• _Directions for this task_: Where the string "data" occurs in the material below, report the whole line.

• _Extracted information_:

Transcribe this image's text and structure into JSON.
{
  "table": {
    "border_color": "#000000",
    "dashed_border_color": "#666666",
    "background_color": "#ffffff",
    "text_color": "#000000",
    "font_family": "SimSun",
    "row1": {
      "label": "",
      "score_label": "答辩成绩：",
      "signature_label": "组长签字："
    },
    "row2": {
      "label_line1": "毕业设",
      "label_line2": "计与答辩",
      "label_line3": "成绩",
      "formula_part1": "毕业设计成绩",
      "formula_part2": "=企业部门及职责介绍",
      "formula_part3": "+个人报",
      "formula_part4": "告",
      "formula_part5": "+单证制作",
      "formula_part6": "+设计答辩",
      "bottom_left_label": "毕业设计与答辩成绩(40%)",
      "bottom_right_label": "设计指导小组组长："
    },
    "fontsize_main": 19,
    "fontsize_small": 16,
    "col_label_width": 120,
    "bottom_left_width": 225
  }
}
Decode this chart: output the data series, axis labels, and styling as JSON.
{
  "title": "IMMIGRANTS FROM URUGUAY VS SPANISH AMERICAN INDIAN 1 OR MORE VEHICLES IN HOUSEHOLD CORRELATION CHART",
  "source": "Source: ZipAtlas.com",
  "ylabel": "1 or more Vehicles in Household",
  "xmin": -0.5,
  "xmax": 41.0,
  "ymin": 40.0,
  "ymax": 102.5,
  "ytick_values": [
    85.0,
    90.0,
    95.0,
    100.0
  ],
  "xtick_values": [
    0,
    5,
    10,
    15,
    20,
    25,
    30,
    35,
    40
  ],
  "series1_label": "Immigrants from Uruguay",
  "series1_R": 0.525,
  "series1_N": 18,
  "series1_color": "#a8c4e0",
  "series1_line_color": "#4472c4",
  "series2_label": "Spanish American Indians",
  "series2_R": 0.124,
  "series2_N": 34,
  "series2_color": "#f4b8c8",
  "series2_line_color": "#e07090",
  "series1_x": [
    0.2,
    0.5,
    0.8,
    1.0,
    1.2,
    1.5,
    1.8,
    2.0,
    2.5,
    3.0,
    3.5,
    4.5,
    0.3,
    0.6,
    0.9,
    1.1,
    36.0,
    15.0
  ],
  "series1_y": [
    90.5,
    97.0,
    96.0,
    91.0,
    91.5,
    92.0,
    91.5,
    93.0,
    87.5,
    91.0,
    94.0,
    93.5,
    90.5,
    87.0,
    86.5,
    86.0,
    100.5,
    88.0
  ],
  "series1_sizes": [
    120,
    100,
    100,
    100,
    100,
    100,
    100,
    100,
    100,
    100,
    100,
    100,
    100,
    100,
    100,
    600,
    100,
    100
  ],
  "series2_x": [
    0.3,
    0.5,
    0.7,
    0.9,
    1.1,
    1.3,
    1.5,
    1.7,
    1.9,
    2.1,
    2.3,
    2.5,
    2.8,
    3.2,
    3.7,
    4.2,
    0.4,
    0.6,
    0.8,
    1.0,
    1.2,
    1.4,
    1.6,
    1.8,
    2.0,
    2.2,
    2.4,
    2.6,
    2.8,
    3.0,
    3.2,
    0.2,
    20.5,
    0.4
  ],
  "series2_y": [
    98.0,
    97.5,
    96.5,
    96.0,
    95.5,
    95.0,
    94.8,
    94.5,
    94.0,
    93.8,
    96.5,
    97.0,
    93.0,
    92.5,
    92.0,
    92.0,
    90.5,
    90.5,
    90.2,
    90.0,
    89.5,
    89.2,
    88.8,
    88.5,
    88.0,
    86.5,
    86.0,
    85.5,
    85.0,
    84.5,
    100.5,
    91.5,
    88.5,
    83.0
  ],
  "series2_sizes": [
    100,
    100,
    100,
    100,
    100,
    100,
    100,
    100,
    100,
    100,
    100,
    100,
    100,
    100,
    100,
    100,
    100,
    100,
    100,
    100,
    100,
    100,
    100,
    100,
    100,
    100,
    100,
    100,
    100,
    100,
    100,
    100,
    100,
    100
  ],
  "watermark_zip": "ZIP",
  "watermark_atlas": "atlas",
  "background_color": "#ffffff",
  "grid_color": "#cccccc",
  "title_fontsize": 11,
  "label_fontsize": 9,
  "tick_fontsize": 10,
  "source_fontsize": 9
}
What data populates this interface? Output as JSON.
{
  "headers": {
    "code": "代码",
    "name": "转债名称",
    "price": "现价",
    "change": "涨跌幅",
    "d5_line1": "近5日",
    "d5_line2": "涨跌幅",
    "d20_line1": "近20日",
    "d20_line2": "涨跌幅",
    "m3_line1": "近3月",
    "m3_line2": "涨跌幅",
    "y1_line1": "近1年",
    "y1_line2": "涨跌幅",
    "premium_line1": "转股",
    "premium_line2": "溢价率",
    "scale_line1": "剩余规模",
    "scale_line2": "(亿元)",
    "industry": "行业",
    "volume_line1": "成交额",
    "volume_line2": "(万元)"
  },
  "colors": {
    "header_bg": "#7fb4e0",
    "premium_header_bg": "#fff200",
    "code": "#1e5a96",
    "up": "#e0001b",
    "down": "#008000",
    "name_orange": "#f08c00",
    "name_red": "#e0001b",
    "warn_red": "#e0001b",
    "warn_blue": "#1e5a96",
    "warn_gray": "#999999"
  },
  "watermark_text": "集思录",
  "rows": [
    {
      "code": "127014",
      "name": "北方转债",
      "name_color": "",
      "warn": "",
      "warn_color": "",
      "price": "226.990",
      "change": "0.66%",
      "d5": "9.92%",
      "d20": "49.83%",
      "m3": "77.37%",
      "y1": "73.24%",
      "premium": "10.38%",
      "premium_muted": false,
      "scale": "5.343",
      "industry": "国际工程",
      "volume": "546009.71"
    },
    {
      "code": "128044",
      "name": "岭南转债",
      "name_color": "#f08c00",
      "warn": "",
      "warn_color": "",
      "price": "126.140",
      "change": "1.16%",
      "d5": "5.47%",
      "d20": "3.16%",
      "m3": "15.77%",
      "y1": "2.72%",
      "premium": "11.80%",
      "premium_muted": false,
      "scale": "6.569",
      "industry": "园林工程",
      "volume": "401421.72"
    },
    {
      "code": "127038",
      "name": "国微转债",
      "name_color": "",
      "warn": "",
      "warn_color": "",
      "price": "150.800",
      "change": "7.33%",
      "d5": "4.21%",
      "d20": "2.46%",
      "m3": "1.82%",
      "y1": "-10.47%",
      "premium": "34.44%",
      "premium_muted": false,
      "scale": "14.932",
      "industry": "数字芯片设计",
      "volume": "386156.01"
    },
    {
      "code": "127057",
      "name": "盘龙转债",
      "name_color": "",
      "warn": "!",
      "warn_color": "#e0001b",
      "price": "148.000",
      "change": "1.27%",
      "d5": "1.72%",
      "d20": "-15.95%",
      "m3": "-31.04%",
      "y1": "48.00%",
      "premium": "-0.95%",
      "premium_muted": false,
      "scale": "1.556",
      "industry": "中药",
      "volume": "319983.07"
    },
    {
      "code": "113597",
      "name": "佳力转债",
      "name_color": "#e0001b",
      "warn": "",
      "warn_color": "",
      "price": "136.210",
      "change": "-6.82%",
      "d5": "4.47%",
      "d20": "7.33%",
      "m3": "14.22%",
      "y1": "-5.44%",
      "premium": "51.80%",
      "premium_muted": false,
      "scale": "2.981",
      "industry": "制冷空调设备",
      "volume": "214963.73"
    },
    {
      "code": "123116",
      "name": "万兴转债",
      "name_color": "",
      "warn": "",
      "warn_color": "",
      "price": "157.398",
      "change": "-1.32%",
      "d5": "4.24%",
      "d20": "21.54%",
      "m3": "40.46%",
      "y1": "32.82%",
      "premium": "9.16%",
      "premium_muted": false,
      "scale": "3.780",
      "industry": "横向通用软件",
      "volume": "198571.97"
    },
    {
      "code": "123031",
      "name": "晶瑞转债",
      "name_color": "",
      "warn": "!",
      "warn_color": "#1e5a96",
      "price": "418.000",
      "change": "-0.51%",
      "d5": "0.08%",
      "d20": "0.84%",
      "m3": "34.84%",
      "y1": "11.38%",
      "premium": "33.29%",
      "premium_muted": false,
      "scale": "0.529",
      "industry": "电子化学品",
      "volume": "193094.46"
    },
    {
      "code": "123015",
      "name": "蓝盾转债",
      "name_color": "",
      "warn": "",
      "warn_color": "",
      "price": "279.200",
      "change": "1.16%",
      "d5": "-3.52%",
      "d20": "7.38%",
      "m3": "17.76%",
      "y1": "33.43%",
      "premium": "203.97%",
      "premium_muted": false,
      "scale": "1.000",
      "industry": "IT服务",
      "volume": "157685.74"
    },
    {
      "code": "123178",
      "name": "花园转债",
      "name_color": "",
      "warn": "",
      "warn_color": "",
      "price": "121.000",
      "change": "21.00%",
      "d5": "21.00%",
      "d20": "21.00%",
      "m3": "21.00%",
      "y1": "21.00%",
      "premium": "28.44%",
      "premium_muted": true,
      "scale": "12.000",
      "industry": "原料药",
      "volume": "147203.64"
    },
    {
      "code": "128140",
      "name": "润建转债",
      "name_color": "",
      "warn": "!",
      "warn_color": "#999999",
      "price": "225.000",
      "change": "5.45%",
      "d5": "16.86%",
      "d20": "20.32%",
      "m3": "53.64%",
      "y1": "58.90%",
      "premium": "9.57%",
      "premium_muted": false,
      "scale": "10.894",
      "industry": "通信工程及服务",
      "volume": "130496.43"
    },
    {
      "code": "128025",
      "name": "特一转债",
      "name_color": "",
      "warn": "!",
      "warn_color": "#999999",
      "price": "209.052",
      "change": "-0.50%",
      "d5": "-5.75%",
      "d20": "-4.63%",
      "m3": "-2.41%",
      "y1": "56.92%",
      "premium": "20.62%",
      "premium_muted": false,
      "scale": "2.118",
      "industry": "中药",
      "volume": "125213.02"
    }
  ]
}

• _Solution to this problem_:
Decode this chart: output the data series, axis labels, and styling as JSON.
What data populates this interface? Output as JSON.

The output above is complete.